==== Supplied entries ====
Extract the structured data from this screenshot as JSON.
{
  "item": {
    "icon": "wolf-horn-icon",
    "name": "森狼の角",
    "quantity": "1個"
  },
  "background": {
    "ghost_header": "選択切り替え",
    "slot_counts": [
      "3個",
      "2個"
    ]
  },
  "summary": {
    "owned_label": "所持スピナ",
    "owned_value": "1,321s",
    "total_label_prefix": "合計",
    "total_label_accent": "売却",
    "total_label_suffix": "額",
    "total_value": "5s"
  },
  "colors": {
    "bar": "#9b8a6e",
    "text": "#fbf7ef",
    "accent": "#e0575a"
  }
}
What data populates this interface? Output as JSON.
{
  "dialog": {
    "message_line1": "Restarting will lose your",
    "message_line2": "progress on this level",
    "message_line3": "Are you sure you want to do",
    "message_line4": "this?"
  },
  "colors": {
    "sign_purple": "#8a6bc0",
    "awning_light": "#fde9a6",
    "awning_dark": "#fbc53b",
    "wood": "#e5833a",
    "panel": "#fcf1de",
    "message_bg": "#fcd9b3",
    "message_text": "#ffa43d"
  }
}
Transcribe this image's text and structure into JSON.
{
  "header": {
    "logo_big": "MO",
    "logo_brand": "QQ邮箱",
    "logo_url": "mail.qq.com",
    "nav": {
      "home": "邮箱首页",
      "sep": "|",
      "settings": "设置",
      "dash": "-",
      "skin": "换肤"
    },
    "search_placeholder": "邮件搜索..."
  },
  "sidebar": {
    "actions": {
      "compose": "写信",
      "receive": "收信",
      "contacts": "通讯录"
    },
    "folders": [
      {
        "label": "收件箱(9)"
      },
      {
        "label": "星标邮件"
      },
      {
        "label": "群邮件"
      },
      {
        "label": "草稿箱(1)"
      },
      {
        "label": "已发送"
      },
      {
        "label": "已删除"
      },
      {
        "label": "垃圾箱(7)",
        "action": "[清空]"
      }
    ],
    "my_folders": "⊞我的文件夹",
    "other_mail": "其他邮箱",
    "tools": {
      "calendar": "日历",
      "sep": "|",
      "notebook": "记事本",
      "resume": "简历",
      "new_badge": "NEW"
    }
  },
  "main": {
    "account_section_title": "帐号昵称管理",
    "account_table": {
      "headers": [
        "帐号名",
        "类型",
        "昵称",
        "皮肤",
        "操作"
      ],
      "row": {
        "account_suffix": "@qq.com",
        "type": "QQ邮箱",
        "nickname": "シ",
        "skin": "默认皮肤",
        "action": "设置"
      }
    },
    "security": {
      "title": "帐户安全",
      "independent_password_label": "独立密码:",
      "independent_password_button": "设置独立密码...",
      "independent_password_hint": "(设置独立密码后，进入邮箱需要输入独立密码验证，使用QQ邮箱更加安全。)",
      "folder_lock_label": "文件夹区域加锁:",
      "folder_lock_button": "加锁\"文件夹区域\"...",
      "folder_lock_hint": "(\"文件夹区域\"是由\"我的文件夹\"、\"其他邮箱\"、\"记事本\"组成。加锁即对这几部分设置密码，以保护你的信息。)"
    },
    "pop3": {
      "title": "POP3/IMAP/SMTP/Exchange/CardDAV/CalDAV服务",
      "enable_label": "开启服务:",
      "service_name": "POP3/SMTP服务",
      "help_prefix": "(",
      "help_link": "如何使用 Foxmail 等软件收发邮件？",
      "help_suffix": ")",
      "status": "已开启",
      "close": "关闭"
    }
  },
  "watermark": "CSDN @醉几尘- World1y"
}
====
==== Supplied entries ====
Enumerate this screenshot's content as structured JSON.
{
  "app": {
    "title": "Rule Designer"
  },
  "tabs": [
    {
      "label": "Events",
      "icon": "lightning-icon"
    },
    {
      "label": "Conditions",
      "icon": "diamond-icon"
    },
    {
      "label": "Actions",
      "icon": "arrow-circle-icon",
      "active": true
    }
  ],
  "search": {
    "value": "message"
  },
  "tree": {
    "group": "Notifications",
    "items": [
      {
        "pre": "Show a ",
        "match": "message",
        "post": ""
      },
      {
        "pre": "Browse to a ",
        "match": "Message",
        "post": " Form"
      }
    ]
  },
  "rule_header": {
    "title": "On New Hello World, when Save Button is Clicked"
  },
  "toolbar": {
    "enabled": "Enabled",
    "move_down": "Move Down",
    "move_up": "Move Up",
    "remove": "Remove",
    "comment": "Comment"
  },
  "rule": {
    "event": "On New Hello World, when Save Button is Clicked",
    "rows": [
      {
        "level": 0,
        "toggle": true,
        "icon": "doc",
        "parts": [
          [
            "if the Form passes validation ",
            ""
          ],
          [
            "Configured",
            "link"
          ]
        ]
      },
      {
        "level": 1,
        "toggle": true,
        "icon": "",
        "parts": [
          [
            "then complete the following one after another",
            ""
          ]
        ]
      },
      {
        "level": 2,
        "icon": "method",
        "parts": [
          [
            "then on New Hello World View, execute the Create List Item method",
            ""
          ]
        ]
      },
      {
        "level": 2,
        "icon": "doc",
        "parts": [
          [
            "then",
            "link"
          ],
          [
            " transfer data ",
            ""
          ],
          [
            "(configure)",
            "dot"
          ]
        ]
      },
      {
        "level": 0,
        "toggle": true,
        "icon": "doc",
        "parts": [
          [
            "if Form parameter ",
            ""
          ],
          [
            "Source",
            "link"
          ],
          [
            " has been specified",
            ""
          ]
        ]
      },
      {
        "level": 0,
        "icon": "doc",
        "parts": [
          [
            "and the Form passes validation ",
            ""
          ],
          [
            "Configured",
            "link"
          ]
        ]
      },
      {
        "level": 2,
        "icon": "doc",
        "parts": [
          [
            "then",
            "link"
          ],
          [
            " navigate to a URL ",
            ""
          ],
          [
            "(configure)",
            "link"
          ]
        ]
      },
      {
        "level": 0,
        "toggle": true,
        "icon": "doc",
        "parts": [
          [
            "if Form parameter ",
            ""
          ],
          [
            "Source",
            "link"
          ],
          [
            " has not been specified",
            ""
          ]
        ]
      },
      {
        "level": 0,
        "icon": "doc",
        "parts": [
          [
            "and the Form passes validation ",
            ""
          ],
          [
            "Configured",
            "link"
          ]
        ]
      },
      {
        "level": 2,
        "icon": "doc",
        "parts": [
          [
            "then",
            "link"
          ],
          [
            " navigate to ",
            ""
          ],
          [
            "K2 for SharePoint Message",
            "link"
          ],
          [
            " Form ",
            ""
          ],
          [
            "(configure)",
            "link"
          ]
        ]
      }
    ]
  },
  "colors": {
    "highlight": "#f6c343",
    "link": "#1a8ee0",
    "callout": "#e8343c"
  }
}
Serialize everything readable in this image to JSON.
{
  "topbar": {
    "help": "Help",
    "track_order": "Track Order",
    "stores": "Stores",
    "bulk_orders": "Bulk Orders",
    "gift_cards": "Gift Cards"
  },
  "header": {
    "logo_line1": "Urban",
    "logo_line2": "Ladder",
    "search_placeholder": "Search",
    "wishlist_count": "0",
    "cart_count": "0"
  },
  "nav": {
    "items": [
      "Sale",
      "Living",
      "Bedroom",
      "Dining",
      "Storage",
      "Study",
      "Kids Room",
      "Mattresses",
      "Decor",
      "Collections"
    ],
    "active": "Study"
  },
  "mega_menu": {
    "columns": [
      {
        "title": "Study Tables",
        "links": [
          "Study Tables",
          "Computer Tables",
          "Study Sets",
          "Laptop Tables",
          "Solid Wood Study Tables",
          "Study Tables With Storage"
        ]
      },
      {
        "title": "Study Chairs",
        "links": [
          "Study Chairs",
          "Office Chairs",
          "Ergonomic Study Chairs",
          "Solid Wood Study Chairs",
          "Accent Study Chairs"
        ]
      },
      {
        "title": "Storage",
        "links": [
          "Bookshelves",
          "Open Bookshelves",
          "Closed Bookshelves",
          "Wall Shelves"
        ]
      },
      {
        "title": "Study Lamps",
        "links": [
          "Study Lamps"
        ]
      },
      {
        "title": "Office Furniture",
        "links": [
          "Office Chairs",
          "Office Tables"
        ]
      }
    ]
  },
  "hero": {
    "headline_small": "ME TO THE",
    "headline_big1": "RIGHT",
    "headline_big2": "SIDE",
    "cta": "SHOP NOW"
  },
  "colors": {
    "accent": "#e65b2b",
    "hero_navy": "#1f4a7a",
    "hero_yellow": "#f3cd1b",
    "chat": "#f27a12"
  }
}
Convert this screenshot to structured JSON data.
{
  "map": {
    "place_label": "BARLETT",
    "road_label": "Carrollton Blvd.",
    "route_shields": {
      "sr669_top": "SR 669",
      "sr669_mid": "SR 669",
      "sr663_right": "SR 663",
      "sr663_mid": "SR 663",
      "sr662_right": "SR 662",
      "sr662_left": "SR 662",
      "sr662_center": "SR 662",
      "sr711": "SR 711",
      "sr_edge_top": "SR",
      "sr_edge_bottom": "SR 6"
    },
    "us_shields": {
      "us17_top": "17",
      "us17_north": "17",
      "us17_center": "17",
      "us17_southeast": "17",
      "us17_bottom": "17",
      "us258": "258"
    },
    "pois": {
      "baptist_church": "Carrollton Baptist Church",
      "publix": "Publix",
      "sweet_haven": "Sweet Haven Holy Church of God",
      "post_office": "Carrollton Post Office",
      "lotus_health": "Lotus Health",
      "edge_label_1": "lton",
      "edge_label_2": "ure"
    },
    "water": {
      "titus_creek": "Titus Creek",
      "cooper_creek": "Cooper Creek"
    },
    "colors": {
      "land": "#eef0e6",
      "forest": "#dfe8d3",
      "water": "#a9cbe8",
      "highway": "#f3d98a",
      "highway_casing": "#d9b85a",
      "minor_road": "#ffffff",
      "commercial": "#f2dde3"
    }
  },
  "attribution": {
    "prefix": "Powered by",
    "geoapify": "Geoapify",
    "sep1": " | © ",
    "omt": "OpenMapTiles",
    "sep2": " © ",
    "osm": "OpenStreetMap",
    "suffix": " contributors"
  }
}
====
**What needs to be done**
Tally the lines in the entries above that hold the word "Bookshelves". Reply with nothing but that count.

**Response**
3